● **Excerpt to read**
In her two collections of poetry, Katrine Marie Guldager alternates between gravity and irony, viewing life as quirky and intense, and peril as a precondition for life and love

The experience of time merely passing, and the yearning for freedom, for love, and for a language that can embrace the fleeting events and thoughts of human existence are recurrent concerns in the poems of Katrine Marie Guldager´s (b. 1966) first collection Dagene skifter Hænder (1994) (The Days Change Hands). Central here is the desire to find a voice, a poem "spun from a thousand threads,/ habitable and porous." The poem must reflect the self, be habitable, and at the same time be unfinished, imperfect. It is precisely against the background of such a poetic that Dagene skifter hænder captures and expresses the shifts in perception and mood that the poems´ implicit narrator continually experiences.

Time and mutability
Dagene skifter hænder takes as its point of departure the recognition that life and human existence are movement through time and mutability. It is for this reason that neither for the implicit narrator nor for the poem is it possible to discover any permanent meaning or even coherence. Given the whirling chaos of experience and information that constitute modern life, and given the sundering of memory into a multitude of fragments, contemporary humanity is left, in these poems, with neither tenable centre nor truth: "Most of the time I am on my way/and I do not come home/any more/this is no good" ("Denne eftermiddag") (This Afternoon). The poems do not lament the condition of homelessness, but seek instead glimpses of life and hints of identity in movement and in change of direction: "Beneath your star I am always underway/ towards something else:/ Behind me I leave a trail of overturned trains/ and days that tear themselves loose." ("Arv") (Inheritance).

● **Work instructions**
Carry on the piece about Katrine Marie Guldager's poetry, picking up right after its final sentence.

● **Supplied material**
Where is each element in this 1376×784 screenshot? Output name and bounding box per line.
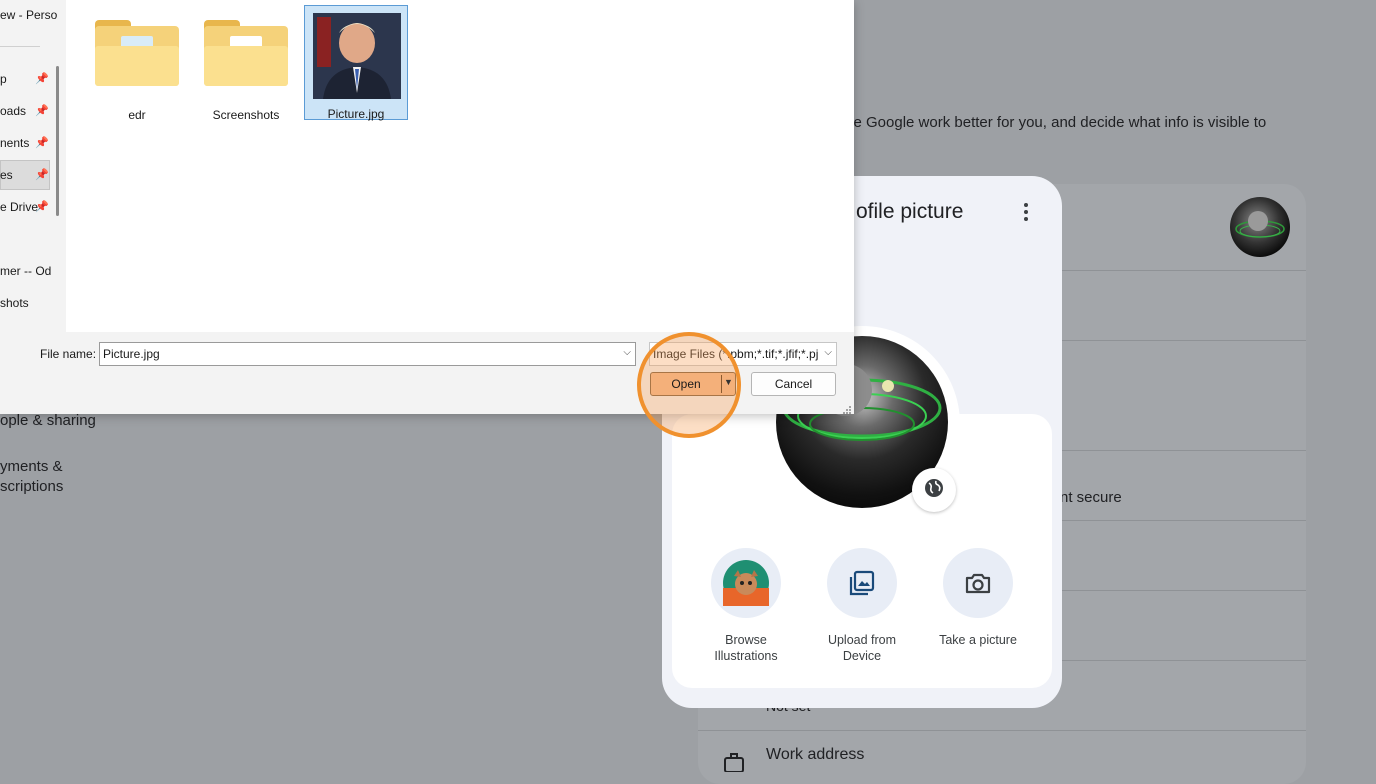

● **Exercise response**
A suitable language
Alternating between gravity and irony, Katrine Marie Guldager views life as quirky and intense, and peril as a precondition for life and love. It is in the space or the distance between places and things - in the transitions where nothing is completed, where "the days change hands" - that love is to be found and meanings both originate and disappear: "... All that which is neither only yours nor only mine/ but ours/ a room between two mirrors/ of which soon there will be nothing left:/ Only that which disappears in order to begin again." ("Vi er som to spejle") (We are as two mirrors). To come to terms with oneself and with the chaotic, fragile world around one, necessitates the use of language in a way that "fits". And although the narrator of the poems at times comes to doubt everything and would prefer to see herself transformed into a lying "thief/ lips moist/ with yellow words", the desire is again expressed to put "my breath into that/ which it cannot reach." In other words, what must be done is to close one´s eyes and grope towards "that which has not yet been given a name", towards that which is to be found in the transitions and which is hidden in the various layers of memory.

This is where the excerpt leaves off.